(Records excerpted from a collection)
——————
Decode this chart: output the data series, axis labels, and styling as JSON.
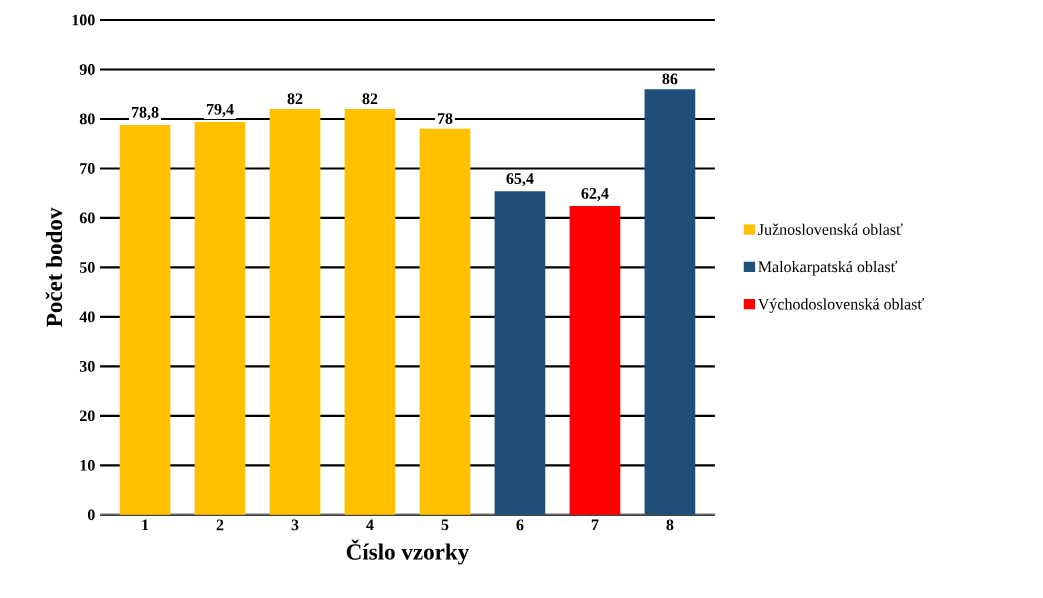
{
  "chart_data": {
    "type": "bar",
    "xlabel": "Číslo vzorky",
    "ylabel": "Počet bodov",
    "categories": [
      "1",
      "2",
      "3",
      "4",
      "5",
      "6",
      "7",
      "8"
    ],
    "series": [
      {
        "name": "Južnoslovenská oblasť",
        "color": "#ffc000",
        "values": [
          78.8,
          79.4,
          82,
          82,
          78,
          null,
          null,
          null
        ],
        "value_labels": [
          "78,8",
          "79,4",
          "82",
          "82",
          "78",
          null,
          null,
          null
        ]
      },
      {
        "name": "Malokarpatská oblasť",
        "color": "#1f4e79",
        "values": [
          null,
          null,
          null,
          null,
          null,
          65.4,
          null,
          86
        ],
        "value_labels": [
          null,
          null,
          null,
          null,
          null,
          "65,4",
          null,
          "86"
        ]
      },
      {
        "name": "Východoslovenská oblasť",
        "color": "#ff0000",
        "values": [
          null,
          null,
          null,
          null,
          null,
          null,
          62.4,
          null
        ],
        "value_labels": [
          null,
          null,
          null,
          null,
          null,
          null,
          "62,4",
          null
        ]
      }
    ],
    "ylim": [
      0,
      100
    ],
    "yticks": [
      0,
      10,
      20,
      30,
      40,
      50,
      60,
      70,
      80,
      90,
      100
    ],
    "grid": "y",
    "legend": "right"
  }
}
——————
Supply the count of lines in the entries that contain the word "color", and nothing besides.

3